— start Material supplied —

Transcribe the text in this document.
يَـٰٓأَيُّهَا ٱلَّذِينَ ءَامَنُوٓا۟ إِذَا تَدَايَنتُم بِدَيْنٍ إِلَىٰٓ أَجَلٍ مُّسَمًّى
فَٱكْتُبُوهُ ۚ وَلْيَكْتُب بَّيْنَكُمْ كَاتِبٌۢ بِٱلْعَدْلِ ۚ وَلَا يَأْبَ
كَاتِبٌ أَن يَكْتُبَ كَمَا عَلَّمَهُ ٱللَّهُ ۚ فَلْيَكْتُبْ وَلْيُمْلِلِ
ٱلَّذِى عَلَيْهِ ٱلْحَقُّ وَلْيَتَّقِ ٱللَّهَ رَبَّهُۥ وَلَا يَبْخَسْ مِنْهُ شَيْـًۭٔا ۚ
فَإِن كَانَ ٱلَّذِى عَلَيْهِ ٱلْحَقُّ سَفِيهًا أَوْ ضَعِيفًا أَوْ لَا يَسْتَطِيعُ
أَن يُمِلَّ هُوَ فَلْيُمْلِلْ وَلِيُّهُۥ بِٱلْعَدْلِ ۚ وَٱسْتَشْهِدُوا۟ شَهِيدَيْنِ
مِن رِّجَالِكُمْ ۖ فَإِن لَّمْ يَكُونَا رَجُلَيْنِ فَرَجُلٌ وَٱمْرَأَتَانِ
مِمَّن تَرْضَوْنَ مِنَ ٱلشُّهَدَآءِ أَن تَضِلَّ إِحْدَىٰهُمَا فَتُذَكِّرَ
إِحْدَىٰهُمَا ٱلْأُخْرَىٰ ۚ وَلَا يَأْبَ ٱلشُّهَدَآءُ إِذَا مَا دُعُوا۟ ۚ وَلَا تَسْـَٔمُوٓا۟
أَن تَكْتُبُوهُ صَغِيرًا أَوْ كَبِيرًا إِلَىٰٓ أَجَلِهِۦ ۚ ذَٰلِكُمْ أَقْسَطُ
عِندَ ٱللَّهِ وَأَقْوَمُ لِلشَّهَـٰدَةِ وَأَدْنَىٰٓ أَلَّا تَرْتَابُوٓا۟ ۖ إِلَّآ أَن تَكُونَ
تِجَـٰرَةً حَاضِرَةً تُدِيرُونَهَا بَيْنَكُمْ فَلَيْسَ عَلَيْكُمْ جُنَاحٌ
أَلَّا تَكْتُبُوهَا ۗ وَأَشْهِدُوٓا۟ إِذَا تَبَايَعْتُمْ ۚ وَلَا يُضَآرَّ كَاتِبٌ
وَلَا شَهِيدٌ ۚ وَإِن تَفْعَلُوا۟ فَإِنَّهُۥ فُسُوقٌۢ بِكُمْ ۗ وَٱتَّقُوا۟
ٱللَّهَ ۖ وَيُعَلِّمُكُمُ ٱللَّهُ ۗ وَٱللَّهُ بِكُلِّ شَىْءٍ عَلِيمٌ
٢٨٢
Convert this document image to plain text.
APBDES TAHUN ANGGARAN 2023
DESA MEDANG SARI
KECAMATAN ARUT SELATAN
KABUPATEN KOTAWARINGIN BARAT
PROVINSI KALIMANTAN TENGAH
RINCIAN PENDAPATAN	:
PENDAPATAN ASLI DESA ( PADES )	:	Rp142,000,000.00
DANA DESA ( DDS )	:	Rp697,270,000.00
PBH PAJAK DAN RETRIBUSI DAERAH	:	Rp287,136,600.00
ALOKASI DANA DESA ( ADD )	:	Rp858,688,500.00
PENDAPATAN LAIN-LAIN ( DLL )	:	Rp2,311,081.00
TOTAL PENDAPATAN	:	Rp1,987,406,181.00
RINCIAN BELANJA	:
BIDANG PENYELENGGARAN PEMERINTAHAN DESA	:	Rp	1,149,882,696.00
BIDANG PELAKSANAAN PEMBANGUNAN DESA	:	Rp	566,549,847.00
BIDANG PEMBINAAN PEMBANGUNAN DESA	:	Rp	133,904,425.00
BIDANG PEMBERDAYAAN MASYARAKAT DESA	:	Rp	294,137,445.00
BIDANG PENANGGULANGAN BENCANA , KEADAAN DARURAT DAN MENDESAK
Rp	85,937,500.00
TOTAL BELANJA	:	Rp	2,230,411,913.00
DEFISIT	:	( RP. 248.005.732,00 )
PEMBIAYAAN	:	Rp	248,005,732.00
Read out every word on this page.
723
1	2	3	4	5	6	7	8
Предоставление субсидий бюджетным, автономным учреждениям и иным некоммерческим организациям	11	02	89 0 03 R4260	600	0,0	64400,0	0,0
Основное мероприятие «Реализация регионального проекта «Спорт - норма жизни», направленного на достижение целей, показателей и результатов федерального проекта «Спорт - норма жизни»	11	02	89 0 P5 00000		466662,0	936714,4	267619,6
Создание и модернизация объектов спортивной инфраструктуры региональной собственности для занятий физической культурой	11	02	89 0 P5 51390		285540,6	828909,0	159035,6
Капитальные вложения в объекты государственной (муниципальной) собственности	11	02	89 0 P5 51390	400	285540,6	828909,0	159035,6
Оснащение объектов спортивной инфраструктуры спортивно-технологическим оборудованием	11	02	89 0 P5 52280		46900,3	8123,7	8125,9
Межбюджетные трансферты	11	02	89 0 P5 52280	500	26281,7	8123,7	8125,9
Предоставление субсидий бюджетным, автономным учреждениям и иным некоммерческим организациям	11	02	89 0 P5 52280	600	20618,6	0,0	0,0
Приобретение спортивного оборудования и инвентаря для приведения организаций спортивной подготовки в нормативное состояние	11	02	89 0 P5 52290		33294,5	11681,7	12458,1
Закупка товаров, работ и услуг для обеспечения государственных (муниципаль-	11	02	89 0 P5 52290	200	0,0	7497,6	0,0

— end Material supplied —

■ **Given request**: Print the complete listing again, exactly as it stands.

■ **Right answer**:
Transcribe the text in this document.
يَـٰٓأَيُّهَا ٱلَّذِينَ ءَامَنُوٓا۟ إِذَا تَدَايَنتُم بِدَيْنٍ إِلَىٰٓ أَجَلٍ مُّسَمًّى
فَٱكْتُبُوهُ ۚ وَلْيَكْتُب بَّيْنَكُمْ كَاتِبٌۢ بِٱلْعَدْلِ ۚ وَلَا يَأْبَ
كَاتِبٌ أَن يَكْتُبَ كَمَا عَلَّمَهُ ٱللَّهُ ۚ فَلْيَكْتُبْ وَلْيُمْلِلِ
ٱلَّذِى عَلَيْهِ ٱلْحَقُّ وَلْيَتَّقِ ٱللَّهَ رَبَّهُۥ وَلَا يَبْخَسْ مِنْهُ شَيْـًۭٔا ۚ
فَإِن كَانَ ٱلَّذِى عَلَيْهِ ٱلْحَقُّ سَفِيهًا أَوْ ضَعِيفًا أَوْ لَا يَسْتَطِيعُ
أَن يُمِلَّ هُوَ فَلْيُمْلِلْ وَلِيُّهُۥ بِٱلْعَدْلِ ۚ وَٱسْتَشْهِدُوا۟ شَهِيدَيْنِ
مِن رِّجَالِكُمْ ۖ فَإِن لَّمْ يَكُونَا رَجُلَيْنِ فَرَجُلٌ وَٱمْرَأَتَانِ
مِمَّن تَرْضَوْنَ مِنَ ٱلشُّهَدَآءِ أَن تَضِلَّ إِحْدَىٰهُمَا فَتُذَكِّرَ
إِحْدَىٰهُمَا ٱلْأُخْرَىٰ ۚ وَلَا يَأْبَ ٱلشُّهَدَآءُ إِذَا مَا دُعُوا۟ ۚ وَلَا تَسْـَٔمُوٓا۟
أَن تَكْتُبُوهُ صَغِيرًا أَوْ كَبِيرًا إِلَىٰٓ أَجَلِهِۦ ۚ ذَٰلِكُمْ أَقْسَطُ
عِندَ ٱللَّهِ وَأَقْوَمُ لِلشَّهَـٰدَةِ وَأَدْنَىٰٓ أَلَّا تَرْتَابُوٓا۟ ۖ إِلَّآ أَن تَكُونَ
تِجَـٰرَةً حَاضِرَةً تُدِيرُونَهَا بَيْنَكُمْ فَلَيْسَ عَلَيْكُمْ جُنَاحٌ
أَلَّا تَكْتُبُوهَا ۗ وَأَشْهِدُوٓا۟ إِذَا تَبَايَعْتُمْ ۚ وَلَا يُضَآرَّ كَاتِبٌ
وَلَا شَهِيدٌ ۚ وَإِن تَفْعَلُوا۟ فَإِنَّهُۥ فُسُوقٌۢ بِكُمْ ۗ وَٱتَّقُوا۟
ٱللَّهَ ۖ وَيُعَلِّمُكُمُ ٱللَّهُ ۗ وَٱللَّهُ بِكُلِّ شَىْءٍ عَلِيمٌ
٢٨٢
Convert this document image to plain text.
APBDES TAHUN ANGGARAN 2023
DESA MEDANG SARI
KECAMATAN ARUT SELATAN
KABUPATEN KOTAWARINGIN BARAT
PROVINSI KALIMANTAN TENGAH
RINCIAN PENDAPATAN	:
PENDAPATAN ASLI DESA ( PADES )	:	Rp142,000,000.00
DANA DESA ( DDS )	:	Rp697,270,000.00
PBH PAJAK DAN RETRIBUSI DAERAH	:	Rp287,136,600.00
ALOKASI DANA DESA ( ADD )	:	Rp858,688,500.00
PENDAPATAN LAIN-LAIN ( DLL )	:	Rp2,311,081.00
TOTAL PENDAPATAN	:	Rp1,987,406,181.00
RINCIAN BELANJA	:
BIDANG PENYELENGGARAN PEMERINTAHAN DESA	:	Rp	1,149,882,696.00
BIDANG PELAKSANAAN PEMBANGUNAN DESA	:	Rp	566,549,847.00
BIDANG PEMBINAAN PEMBANGUNAN DESA	:	Rp	133,904,425.00
BIDANG PEMBERDAYAAN MASYARAKAT DESA	:	Rp	294,137,445.00
BIDANG PENANGGULANGAN BENCANA , KEADAAN DARURAT DAN MENDESAK
Rp	85,937,500.00
TOTAL BELANJA	:	Rp	2,230,411,913.00
DEFISIT	:	( RP. 248.005.732,00 )
PEMBIAYAAN	:	Rp	248,005,732.00
Read out every word on this page.
723
1	2	3	4	5	6	7	8
Предоставление субсидий бюджетным, автономным учреждениям и иным некоммерческим организациям	11	02	89 0 03 R4260	600	0,0	64400,0	0,0
Основное мероприятие «Реализация регионального проекта «Спорт - норма жизни», направленного на достижение целей, показателей и результатов федерального проекта «Спорт - норма жизни»	11	02	89 0 P5 00000		466662,0	936714,4	267619,6
Создание и модернизация объектов спортивной инфраструктуры региональной собственности для занятий физической культурой	11	02	89 0 P5 51390		285540,6	828909,0	159035,6
Капитальные вложения в объекты государственной (муниципальной) собственности	11	02	89 0 P5 51390	400	285540,6	828909,0	159035,6
Оснащение объектов спортивной инфраструктуры спортивно-технологическим оборудованием	11	02	89 0 P5 52280		46900,3	8123,7	8125,9
Межбюджетные трансферты	11	02	89 0 P5 52280	500	26281,7	8123,7	8125,9
Предоставление субсидий бюджетным, автономным учреждениям и иным некоммерческим организациям	11	02	89 0 P5 52280	600	20618,6	0,0	0,0
Приобретение спортивного оборудования и инвентаря для приведения организаций спортивной подготовки в нормативное состояние	11	02	89 0 P5 52290		33294,5	11681,7	12458,1
Закупка товаров, работ и услуг для обеспечения государственных (муниципаль-	11	02	89 0 P5 52290	200	0,0	7497,6	0,0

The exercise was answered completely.